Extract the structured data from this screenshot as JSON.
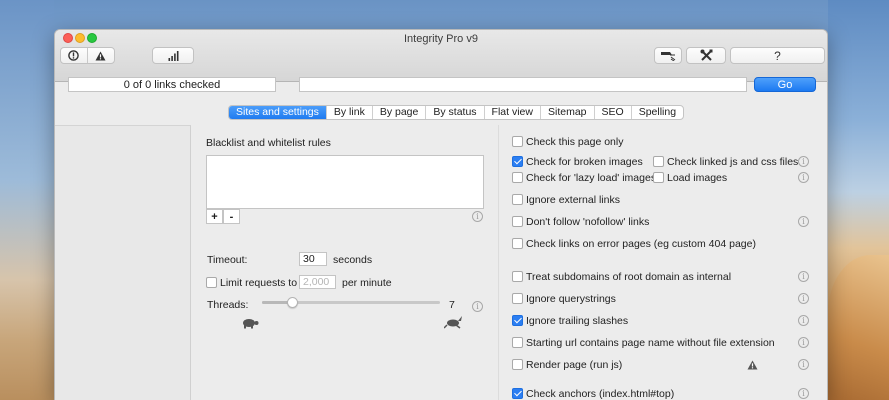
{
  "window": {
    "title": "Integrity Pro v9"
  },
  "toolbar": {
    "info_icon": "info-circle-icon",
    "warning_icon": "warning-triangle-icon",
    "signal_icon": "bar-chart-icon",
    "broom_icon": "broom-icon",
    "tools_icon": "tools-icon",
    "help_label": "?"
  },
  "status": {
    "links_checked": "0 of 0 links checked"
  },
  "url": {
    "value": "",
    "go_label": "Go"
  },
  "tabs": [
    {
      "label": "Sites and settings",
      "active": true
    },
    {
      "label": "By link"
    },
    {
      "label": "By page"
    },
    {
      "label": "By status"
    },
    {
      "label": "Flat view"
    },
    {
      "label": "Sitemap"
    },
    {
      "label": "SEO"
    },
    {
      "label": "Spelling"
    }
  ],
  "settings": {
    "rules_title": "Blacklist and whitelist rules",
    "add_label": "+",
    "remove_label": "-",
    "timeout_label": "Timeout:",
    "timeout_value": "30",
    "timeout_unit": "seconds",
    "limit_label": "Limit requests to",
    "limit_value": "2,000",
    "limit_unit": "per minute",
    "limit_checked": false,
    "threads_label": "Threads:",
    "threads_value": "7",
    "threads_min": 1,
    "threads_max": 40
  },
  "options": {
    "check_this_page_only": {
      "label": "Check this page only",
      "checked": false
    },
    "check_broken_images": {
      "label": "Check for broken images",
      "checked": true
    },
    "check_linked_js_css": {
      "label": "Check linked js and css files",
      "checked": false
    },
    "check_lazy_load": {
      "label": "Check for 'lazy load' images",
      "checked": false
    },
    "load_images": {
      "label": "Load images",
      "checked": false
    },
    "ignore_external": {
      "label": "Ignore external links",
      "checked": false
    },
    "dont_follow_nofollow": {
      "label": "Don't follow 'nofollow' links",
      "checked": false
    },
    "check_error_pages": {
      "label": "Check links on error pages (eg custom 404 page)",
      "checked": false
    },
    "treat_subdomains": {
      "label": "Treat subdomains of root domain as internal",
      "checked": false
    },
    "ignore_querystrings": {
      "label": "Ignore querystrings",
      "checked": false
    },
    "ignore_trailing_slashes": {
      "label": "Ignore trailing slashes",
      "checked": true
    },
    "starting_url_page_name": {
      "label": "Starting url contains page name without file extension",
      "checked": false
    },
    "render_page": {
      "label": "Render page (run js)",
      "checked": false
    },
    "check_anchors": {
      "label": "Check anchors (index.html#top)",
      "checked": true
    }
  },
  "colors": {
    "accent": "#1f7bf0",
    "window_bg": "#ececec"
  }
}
..........
**AIM:**
Write out the material above again, word for word, minus its pictures.

**COMPLETE ANSWER:**
Extract the structured data from this screenshot as JSON.
{
  "window": {
    "title": "Integrity Pro v9"
  },
  "toolbar": {
    "info_icon": "info-circle-icon",
    "warning_icon": "warning-triangle-icon",
    "signal_icon": "bar-chart-icon",
    "broom_icon": "broom-icon",
    "tools_icon": "tools-icon",
    "help_label": "?"
  },
  "status": {
    "links_checked": "0 of 0 links checked"
  },
  "url": {
    "value": "",
    "go_label": "Go"
  },
  "tabs": [
    {
      "label": "Sites and settings",
      "active": true
    },
    {
      "label": "By link"
    },
    {
      "label": "By page"
    },
    {
      "label": "By status"
    },
    {
      "label": "Flat view"
    },
    {
      "label": "Sitemap"
    },
    {
      "label": "SEO"
    },
    {
      "label": "Spelling"
    }
  ],
  "settings": {
    "rules_title": "Blacklist and whitelist rules",
    "add_label": "+",
    "remove_label": "-",
    "timeout_label": "Timeout:",
    "timeout_value": "30",
    "timeout_unit": "seconds",
    "limit_label": "Limit requests to",
    "limit_value": "2,000",
    "limit_unit": "per minute",
    "limit_checked": false,
    "threads_label": "Threads:",
    "threads_value": "7",
    "threads_min": 1,
    "threads_max": 40
  },
  "options": {
    "check_this_page_only": {
      "label": "Check this page only",
      "checked": false
    },
    "check_broken_images": {
      "label": "Check for broken images",
      "checked": true
    },
    "check_linked_js_css": {
      "label": "Check linked js and css files",
      "checked": false
    },
    "check_lazy_load": {
      "label": "Check for 'lazy load' images",
      "checked": false
    },
    "load_images": {
      "label": "Load images",
      "checked": false
    },
    "ignore_external": {
      "label": "Ignore external links",
      "checked": false
    },
    "dont_follow_nofollow": {
      "label": "Don't follow 'nofollow' links",
      "checked": false
    },
    "check_error_pages": {
      "label": "Check links on error pages (eg custom 404 page)",
      "checked": false
    },
    "treat_subdomains": {
      "label": "Treat subdomains of root domain as internal",
      "checked": false
    },
    "ignore_querystrings": {
      "label": "Ignore querystrings",
      "checked": false
    },
    "ignore_trailing_slashes": {
      "label": "Ignore trailing slashes",
      "checked": true
    },
    "starting_url_page_name": {
      "label": "Starting url contains page name without file extension",
      "checked": false
    },
    "render_page": {
      "label": "Render page (run js)",
      "checked": false
    },
    "check_anchors": {
      "label": "Check anchors (index.html#top)",
      "checked": true
    }
  },
  "colors": {
    "accent": "#1f7bf0",
    "window_bg": "#ececec"
  }
}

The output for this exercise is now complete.